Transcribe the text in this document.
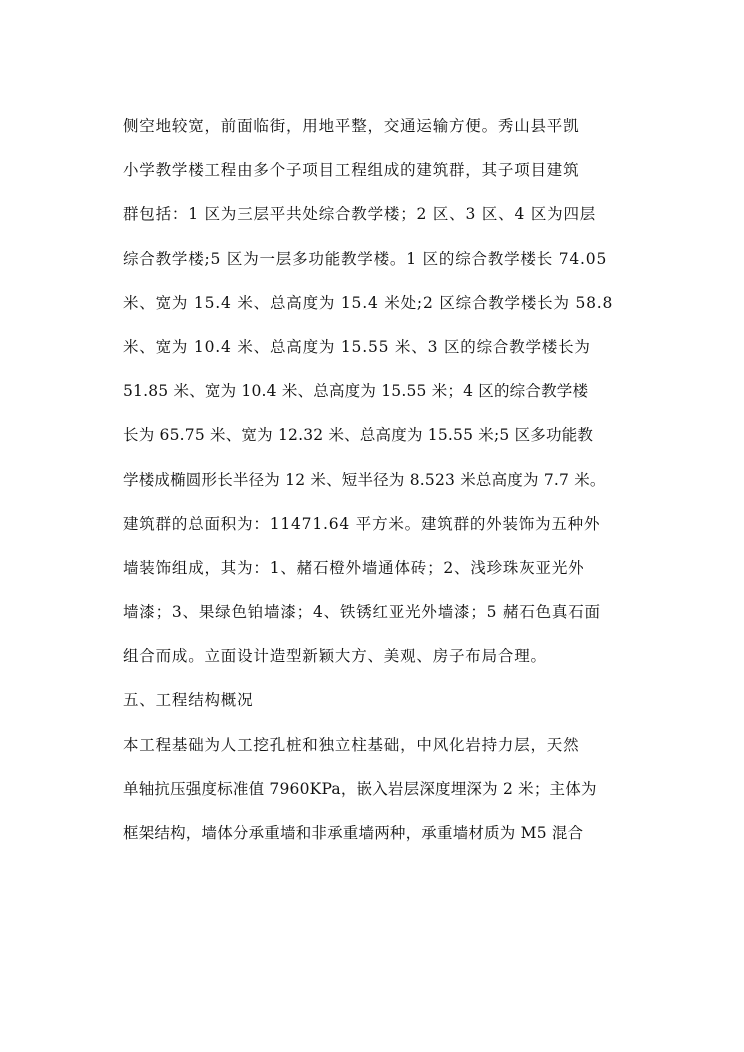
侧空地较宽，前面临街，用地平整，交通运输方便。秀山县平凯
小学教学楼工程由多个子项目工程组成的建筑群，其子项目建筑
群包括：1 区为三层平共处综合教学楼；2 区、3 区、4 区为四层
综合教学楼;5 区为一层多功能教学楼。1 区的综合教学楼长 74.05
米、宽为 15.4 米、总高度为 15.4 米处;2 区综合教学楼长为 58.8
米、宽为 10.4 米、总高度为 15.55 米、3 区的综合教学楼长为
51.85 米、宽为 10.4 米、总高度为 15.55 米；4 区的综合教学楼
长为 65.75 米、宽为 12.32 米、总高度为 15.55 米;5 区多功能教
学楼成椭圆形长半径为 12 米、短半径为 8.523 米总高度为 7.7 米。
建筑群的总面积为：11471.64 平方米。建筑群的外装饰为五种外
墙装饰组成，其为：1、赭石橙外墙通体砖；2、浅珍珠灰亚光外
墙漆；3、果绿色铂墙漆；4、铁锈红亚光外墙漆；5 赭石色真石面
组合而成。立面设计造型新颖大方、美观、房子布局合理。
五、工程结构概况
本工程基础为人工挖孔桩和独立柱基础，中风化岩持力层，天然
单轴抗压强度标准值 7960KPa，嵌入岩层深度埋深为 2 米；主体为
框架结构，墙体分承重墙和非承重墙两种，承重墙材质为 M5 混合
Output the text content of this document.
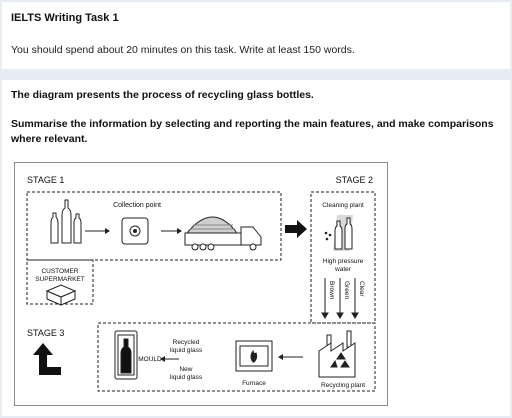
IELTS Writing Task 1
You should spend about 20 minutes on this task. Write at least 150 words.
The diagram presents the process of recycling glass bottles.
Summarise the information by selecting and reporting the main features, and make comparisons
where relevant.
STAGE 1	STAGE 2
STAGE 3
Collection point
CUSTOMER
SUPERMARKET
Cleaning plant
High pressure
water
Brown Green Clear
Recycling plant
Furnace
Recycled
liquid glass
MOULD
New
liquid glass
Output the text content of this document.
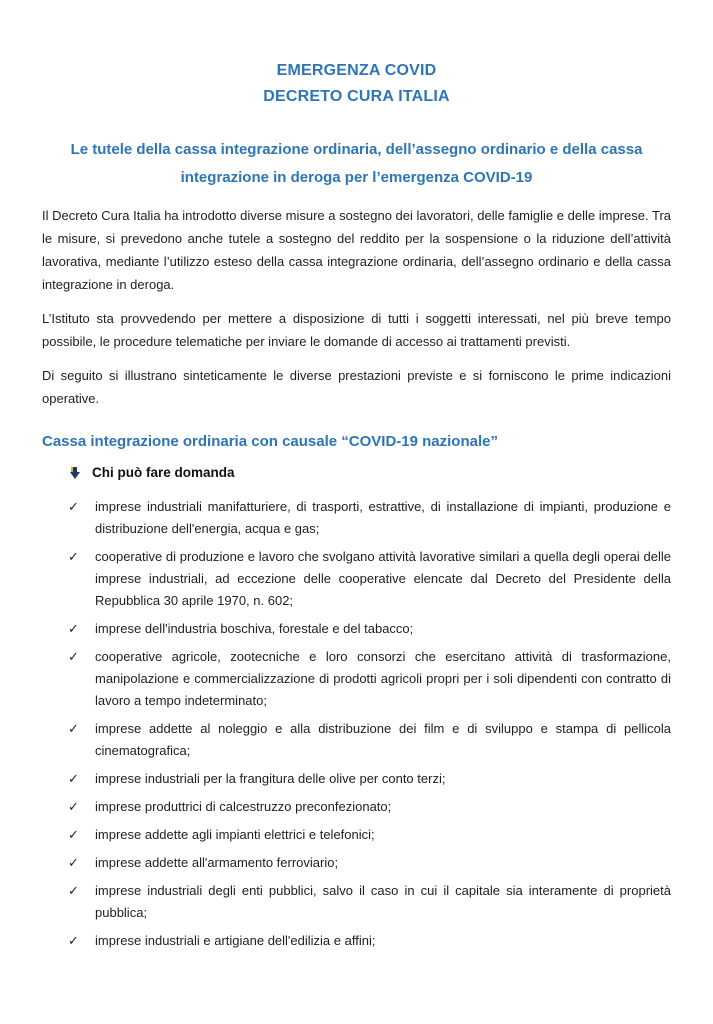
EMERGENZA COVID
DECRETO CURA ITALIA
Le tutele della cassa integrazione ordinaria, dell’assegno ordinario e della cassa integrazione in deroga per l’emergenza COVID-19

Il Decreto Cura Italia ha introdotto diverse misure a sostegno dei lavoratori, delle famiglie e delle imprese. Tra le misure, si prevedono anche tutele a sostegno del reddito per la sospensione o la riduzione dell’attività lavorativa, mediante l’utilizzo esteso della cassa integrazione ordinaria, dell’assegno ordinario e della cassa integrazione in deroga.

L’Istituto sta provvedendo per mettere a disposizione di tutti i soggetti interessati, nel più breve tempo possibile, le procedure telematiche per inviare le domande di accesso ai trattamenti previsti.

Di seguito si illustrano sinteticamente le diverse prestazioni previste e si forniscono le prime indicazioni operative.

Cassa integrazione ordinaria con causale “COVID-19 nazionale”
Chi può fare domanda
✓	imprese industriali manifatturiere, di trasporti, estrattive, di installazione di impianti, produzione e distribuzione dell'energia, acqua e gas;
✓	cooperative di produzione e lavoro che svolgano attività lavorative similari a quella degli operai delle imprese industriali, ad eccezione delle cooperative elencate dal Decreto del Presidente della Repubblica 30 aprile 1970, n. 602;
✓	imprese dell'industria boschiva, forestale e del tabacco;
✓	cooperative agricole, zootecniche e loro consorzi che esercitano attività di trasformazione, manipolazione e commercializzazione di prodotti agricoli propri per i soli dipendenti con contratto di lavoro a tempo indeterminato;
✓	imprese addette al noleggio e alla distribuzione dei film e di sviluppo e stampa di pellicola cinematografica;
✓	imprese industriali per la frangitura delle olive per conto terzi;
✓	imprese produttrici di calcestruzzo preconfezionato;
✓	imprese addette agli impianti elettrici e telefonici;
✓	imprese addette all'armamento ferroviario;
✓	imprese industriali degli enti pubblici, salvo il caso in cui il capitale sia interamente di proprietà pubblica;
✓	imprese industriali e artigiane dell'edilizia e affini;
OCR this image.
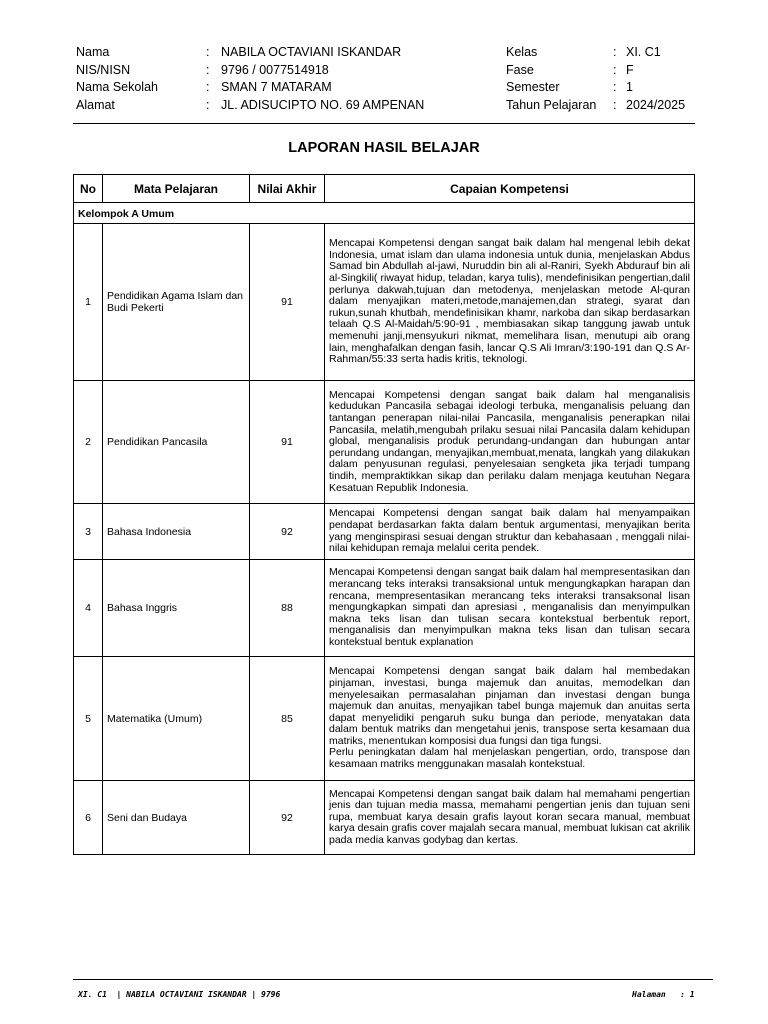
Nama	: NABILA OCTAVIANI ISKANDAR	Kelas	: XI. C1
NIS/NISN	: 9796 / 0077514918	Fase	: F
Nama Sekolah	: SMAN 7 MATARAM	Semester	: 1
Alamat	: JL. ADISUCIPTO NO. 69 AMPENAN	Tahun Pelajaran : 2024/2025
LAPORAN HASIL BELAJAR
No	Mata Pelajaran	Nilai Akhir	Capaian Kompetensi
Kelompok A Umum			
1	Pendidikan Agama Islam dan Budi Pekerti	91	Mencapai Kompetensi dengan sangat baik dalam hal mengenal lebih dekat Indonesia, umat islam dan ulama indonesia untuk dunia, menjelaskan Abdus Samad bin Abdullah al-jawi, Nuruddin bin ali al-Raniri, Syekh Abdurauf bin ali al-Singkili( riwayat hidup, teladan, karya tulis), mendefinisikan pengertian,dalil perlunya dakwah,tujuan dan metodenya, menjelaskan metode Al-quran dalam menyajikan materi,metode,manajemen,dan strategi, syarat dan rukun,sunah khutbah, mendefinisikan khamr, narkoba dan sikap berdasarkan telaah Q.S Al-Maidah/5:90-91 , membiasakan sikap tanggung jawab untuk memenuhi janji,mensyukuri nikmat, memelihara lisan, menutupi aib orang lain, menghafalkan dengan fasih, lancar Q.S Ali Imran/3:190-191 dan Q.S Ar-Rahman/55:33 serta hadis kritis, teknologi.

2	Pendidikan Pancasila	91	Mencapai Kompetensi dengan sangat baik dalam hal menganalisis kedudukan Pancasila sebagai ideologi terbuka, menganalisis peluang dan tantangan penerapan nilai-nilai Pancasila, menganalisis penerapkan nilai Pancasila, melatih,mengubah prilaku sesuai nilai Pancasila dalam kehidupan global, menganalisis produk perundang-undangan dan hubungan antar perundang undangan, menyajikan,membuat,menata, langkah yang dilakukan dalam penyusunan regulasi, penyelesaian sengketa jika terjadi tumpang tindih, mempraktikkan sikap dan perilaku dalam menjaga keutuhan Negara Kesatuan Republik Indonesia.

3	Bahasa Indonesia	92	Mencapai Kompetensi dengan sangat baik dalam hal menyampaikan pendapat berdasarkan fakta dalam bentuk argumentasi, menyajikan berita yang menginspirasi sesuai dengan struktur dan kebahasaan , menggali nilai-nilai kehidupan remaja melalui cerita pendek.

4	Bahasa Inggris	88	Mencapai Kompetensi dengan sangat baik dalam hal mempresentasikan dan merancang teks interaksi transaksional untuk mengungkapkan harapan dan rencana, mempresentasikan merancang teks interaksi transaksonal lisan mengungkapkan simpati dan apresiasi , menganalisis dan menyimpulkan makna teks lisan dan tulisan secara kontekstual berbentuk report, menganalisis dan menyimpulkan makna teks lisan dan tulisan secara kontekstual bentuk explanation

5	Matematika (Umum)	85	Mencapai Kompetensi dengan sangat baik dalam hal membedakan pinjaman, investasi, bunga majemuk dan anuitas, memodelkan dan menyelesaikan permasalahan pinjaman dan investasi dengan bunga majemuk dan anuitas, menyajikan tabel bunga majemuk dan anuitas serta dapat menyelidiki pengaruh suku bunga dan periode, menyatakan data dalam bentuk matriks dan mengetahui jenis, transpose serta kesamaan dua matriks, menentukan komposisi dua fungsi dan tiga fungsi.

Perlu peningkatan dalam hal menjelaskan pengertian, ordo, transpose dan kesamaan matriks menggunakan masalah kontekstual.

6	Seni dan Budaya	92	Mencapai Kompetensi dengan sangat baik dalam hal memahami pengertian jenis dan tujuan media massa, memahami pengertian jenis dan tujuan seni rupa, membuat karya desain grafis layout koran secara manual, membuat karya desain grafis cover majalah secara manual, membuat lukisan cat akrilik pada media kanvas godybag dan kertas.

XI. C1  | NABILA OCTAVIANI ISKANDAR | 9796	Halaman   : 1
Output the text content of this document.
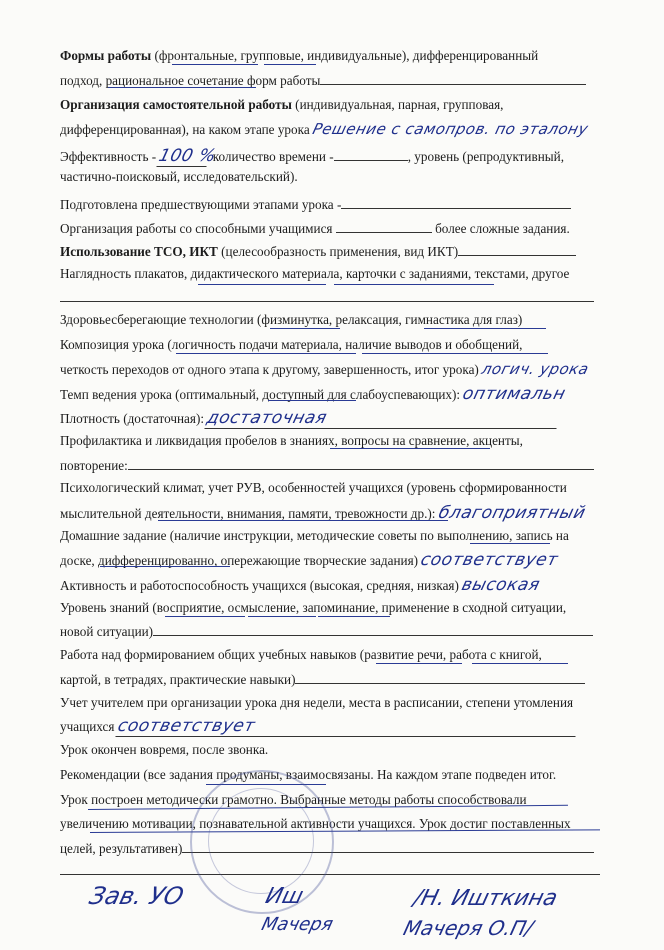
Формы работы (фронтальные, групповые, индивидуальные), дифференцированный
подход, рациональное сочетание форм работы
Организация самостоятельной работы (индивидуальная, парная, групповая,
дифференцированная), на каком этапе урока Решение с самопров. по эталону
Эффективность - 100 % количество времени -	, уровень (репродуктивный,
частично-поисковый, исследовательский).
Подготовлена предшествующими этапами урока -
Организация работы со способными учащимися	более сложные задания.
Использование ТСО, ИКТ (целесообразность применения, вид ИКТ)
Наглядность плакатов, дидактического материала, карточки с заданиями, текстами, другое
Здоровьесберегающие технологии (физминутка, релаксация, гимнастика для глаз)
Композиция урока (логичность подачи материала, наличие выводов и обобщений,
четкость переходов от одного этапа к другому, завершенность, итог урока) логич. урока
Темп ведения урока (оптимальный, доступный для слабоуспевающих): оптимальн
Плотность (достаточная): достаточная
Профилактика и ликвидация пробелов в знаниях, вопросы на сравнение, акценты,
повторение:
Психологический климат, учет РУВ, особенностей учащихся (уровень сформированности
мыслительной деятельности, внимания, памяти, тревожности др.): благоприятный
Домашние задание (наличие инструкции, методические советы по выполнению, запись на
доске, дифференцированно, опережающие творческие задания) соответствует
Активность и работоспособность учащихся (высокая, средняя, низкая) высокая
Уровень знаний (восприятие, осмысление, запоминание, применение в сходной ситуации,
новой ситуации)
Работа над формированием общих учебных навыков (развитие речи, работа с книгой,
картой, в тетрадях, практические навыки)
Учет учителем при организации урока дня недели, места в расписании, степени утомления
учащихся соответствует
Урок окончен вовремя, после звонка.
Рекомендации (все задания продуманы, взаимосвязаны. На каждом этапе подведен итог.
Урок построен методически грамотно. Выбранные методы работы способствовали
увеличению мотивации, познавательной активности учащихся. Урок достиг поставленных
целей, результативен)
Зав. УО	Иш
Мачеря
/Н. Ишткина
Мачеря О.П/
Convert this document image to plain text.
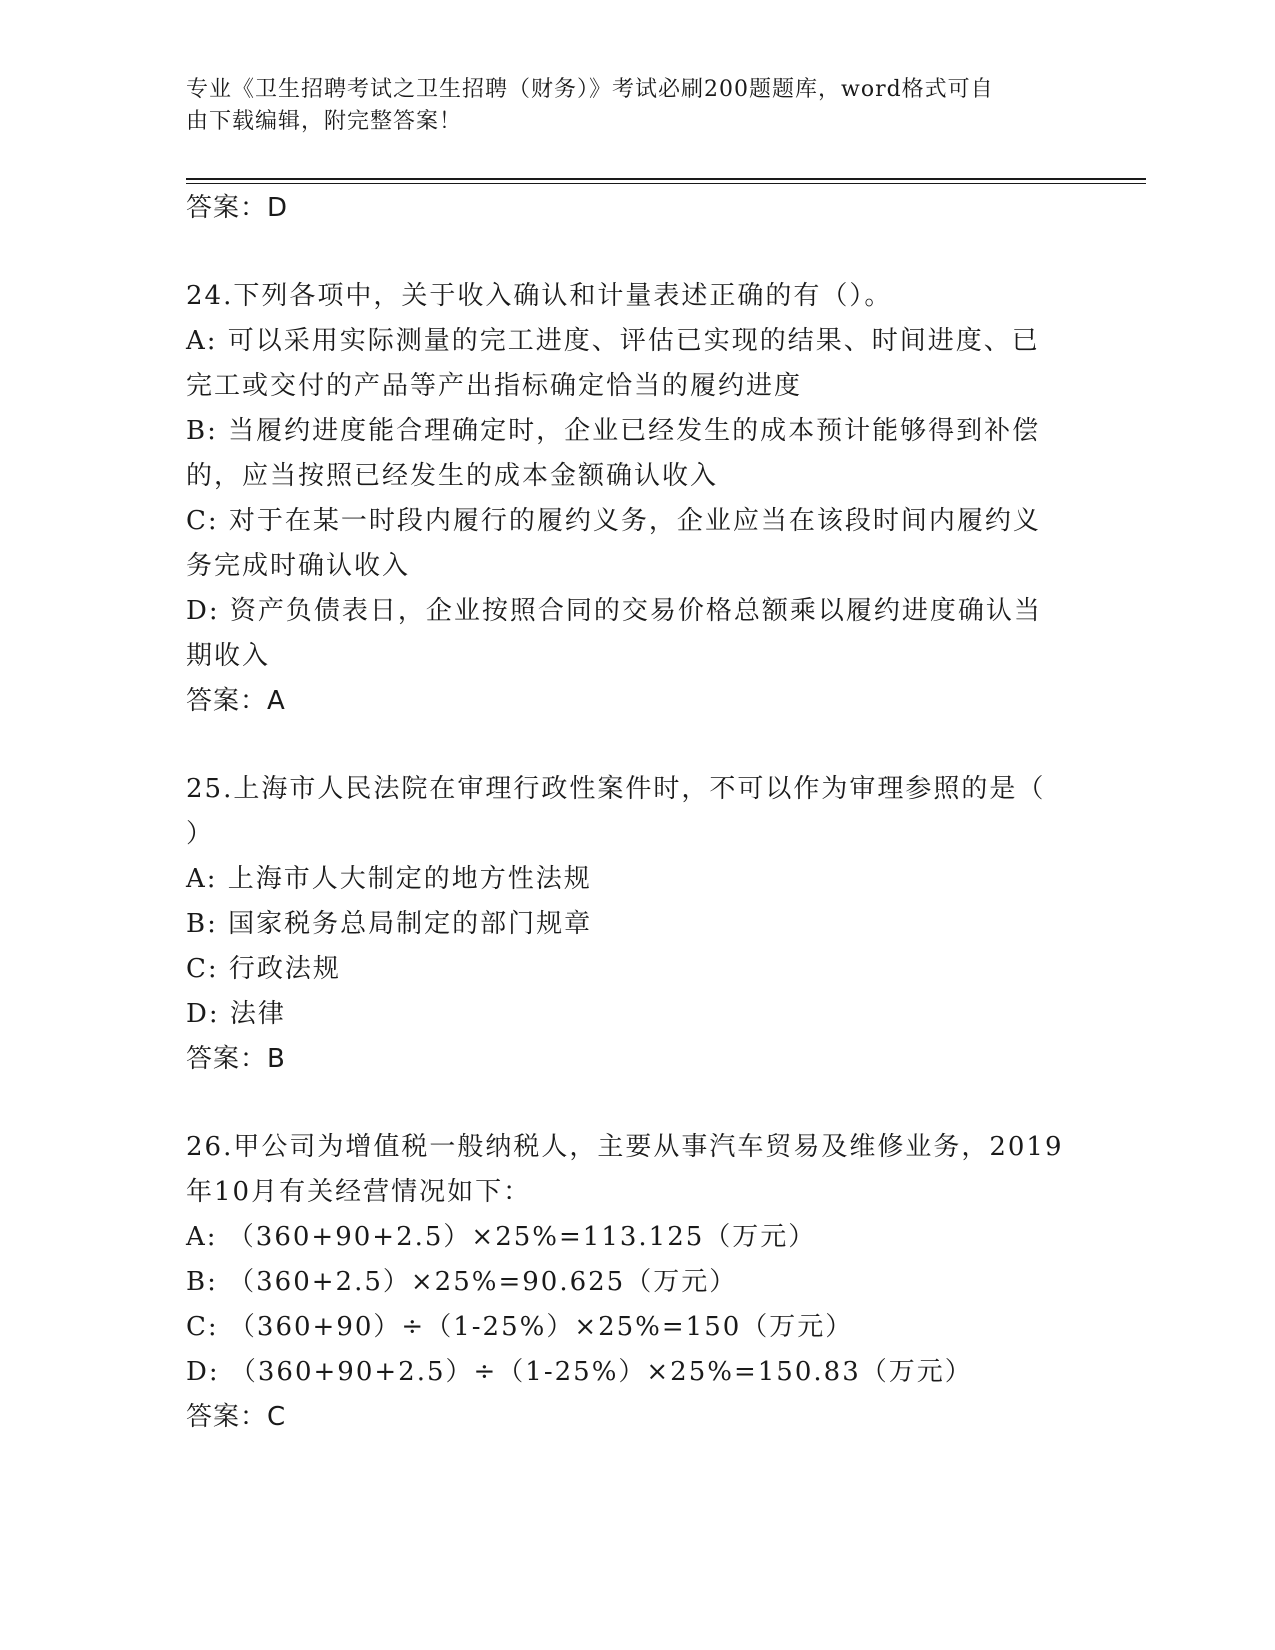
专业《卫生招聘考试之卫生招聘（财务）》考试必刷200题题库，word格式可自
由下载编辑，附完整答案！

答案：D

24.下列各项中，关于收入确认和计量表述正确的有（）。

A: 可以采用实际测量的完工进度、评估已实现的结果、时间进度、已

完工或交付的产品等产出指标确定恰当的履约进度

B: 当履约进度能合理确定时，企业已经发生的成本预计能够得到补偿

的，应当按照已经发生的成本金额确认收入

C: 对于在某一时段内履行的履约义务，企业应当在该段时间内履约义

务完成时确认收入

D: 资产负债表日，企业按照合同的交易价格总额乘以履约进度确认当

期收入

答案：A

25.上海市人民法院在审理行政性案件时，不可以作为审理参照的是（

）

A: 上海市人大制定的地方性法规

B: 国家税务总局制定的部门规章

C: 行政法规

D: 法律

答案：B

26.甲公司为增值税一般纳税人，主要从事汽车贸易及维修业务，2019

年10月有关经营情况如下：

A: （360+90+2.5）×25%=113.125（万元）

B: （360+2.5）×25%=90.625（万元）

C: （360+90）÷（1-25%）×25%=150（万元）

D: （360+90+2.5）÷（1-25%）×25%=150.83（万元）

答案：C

Instructions to follow: From the data above, copy out every line with the string "produzione" in it.

Correct answer:
✓	imprese industriali manifatturiere, di trasporti, estrattive, di installazione di impianti, produzione e distribuzione dell'energia, acqua e gas;
✓	cooperative di produzione e lavoro che svolgano attività lavorative similari a quella degli operai delle imprese industriali, ad eccezione delle cooperative elencate dal Decreto del Presidente della Repubblica 30 aprile 1970, n. 602;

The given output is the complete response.